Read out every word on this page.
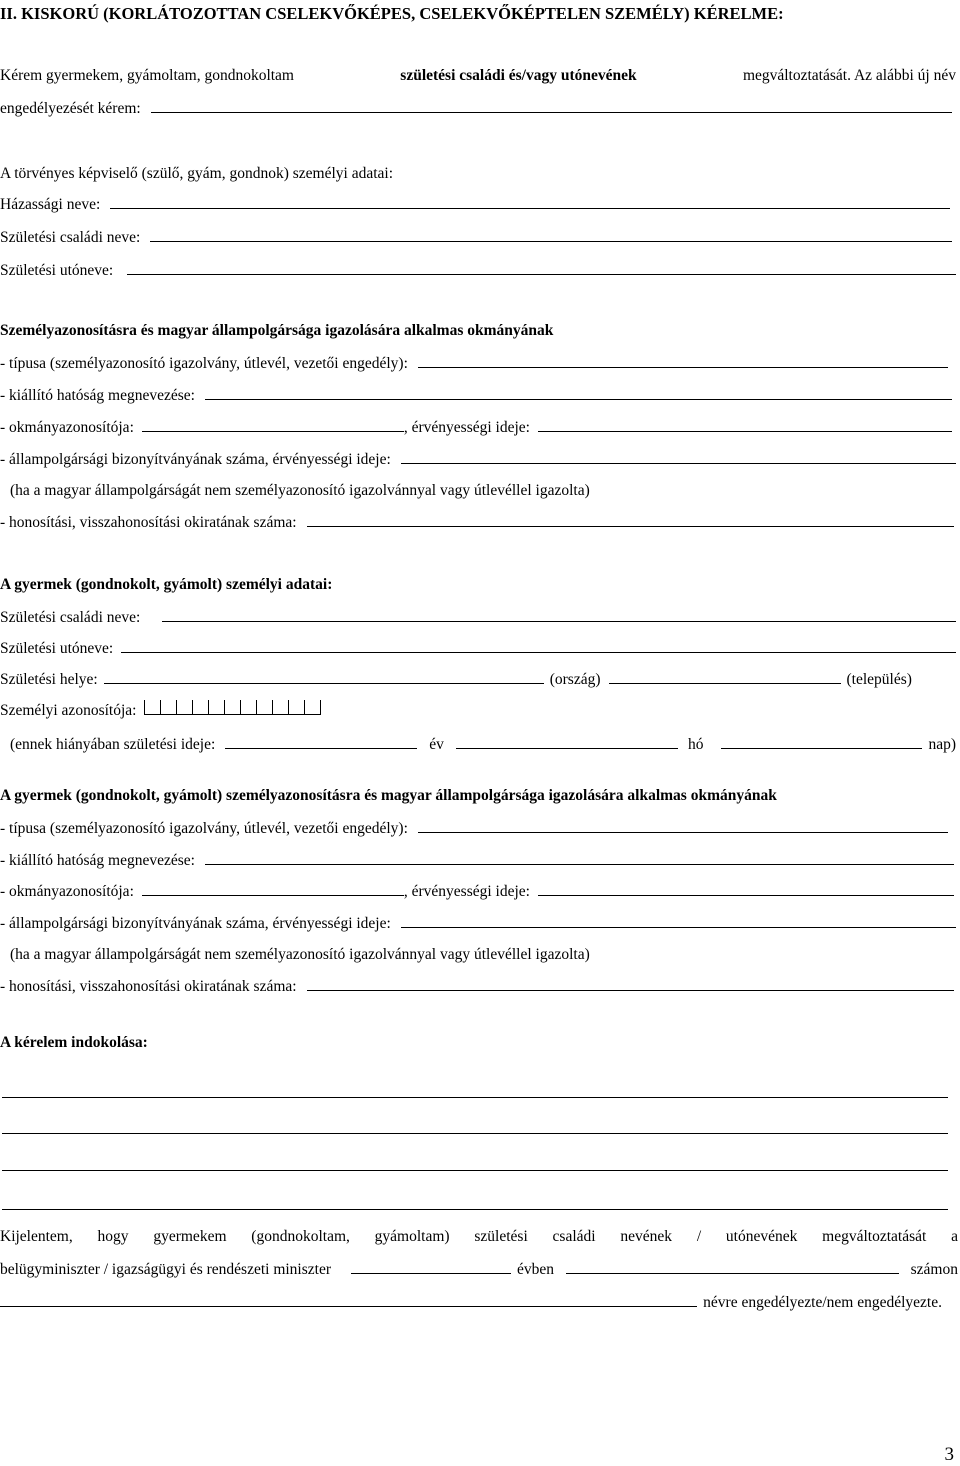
II. KISKORÚ (KORLÁTOZOTTAN CSELEKVŐKÉPES, CSELEKVŐKÉPTELEN SZEMÉLY) KÉRELME:
Kérem gyermekem, gyámoltam, gondnokoltam	születési családi és/vagy utónevének	megváltoztatását. Az alábbi új név
engedélyezését kérem:
A törvényes képviselő (szülő, gyám, gondnok) személyi adatai:
Házassági neve:
Születési családi neve:
Születési utóneve:
Személyazonosításra és magyar állampolgársága igazolására alkalmas okmányának
- típusa (személyazonosító igazolvány, útlevél, vezetői engedély):
- kiállító hatóság megnevezése:
- okmányazonosítója:	, érvényességi ideje:
- állampolgársági bizonyítványának száma, érvényességi ideje:
(ha a magyar állampolgárságát nem személyazonosító igazolvánnyal vagy útlevéllel igazolta)
- honosítási, visszahonosítási okiratának száma:
A gyermek (gondnokolt, gyámolt) személyi adatai:
Születési családi neve:
Születési utóneve:
Születési helye:	(ország)	(település)
Személyi azonosítója:
(ennek hiányában születési ideje:	év	hó	nap)
A gyermek (gondnokolt, gyámolt) személyazonosításra és magyar állampolgársága igazolására alkalmas okmányának
- típusa (személyazonosító igazolvány, útlevél, vezetői engedély):
- kiállító hatóság megnevezése:
- okmányazonosítója:	, érvényességi ideje:
- állampolgársági bizonyítványának száma, érvényességi ideje:
(ha a magyar állampolgárságát nem személyazonosító igazolvánnyal vagy útlevéllel igazolta)
- honosítási, visszahonosítási okiratának száma:
A kérelem indokolása:
Kijelentem, hogy gyermekem (gondnokoltam, gyámoltam) születési családi nevének / utónevének megváltoztatását a
belügyminiszter / igazságügyi és rendészeti miniszter	évben	számon
névre engedélyezte/nem engedélyezte.
3
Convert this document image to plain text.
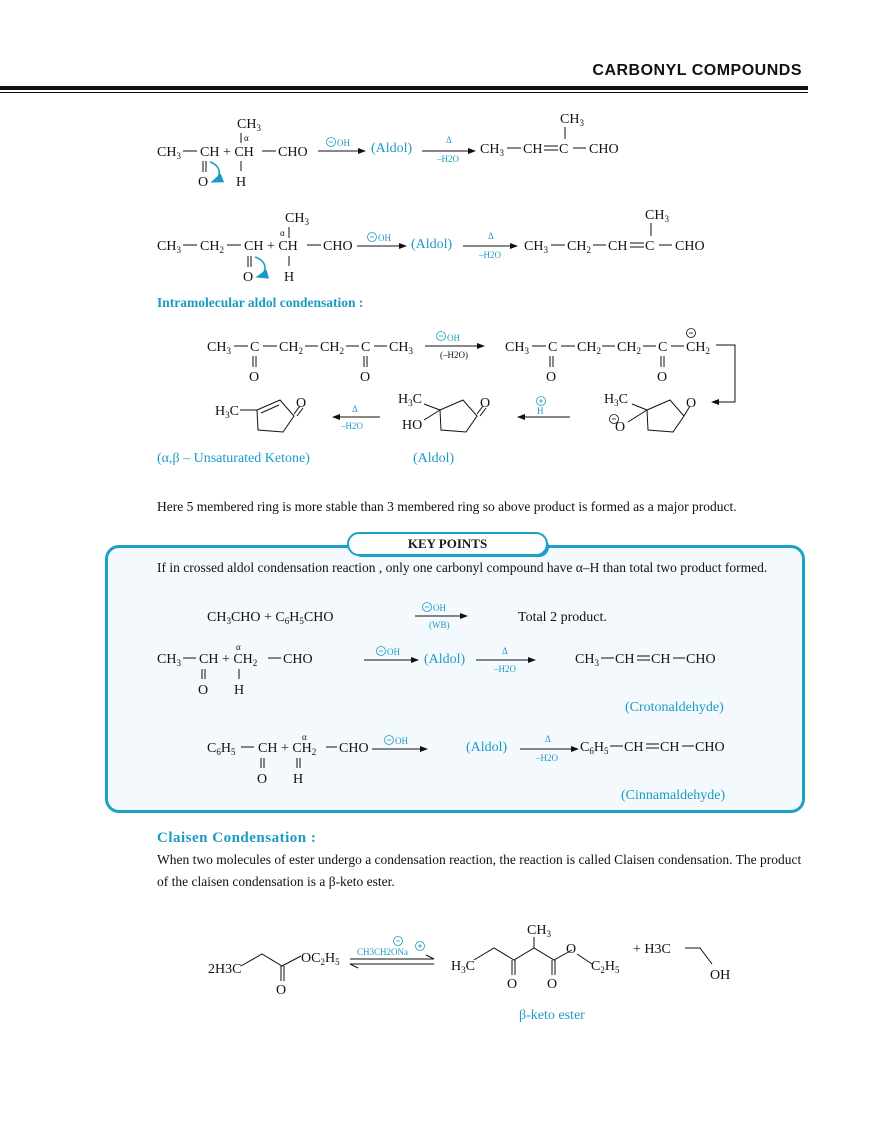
CARBONYL COMPOUNDS
$CH_3$
α
$CH_3$ CH + CH CHO
O H
OH (Aldol)
Δ
–H2O
$CH_3$ CH C CHO
$CH_3$
$CH_3$
α
$CH_3$ $CH_2$ CH + CH CHO
O H
OH (Aldol)
Δ
–H2O
$CH_3$ $CH_2$ CH C CHO
$CH_3$
$CH_3$ C $CH_2$ $CH_2$ C $CH_3$
O	O
OH
(–H2O)	$CH_3$ C $CH_2$ $CH_2$ C $CH_2$
O	O
$H_3C$	O
O
H
$H_3C$	O
HO
Δ
–H2O
$H_3C$
O
(α,β – Unsaturated Ketone)	(Aldol)
Intramolecular aldol condensation :
Here 5 membered ring is more stable than 3 membered ring so above product is formed as a major product.
KEY POINTS
If in crossed aldol condensation reaction , only one carbonyl compound have α–H than total two product formed.
$CH_3CHO + C_6H_5CHO$
OH
(WB)	Total 2 product.
α
$CH_3$ CH + $CH_2$ CHO
O H
OH (Aldol)
Δ
–H2O
$CH_3$ CH CH CHO
(Crotonaldehyde)
α
$C_6H_5$ CH + $CH_2$ CHO
O H
OH	(Aldol)
Δ
–H2O
$C_6H_5$ CH CH CHO
(Cinnamaldehyde)
2H3C
O
$OC_2H_5$
CH3CH2ONa
$H_3C$
$CH_3$
O O
O
$C_2H_5$
+ H3C
OH
β-keto ester
Claisen Condensation :
When two molecules of ester undergo a condensation reaction, the reaction is called Claisen condensation. The product of the claisen condensation is a β-keto ester.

::::::::

Brief:
Check each line of the records for the word "Claisen" and extract those that contain it.

Solution to this task:
Claisen Condensation :
When two molecules of ester undergo a condensation reaction, the reaction is called Claisen condensation. The product of the claisen condensation is a β-keto ester.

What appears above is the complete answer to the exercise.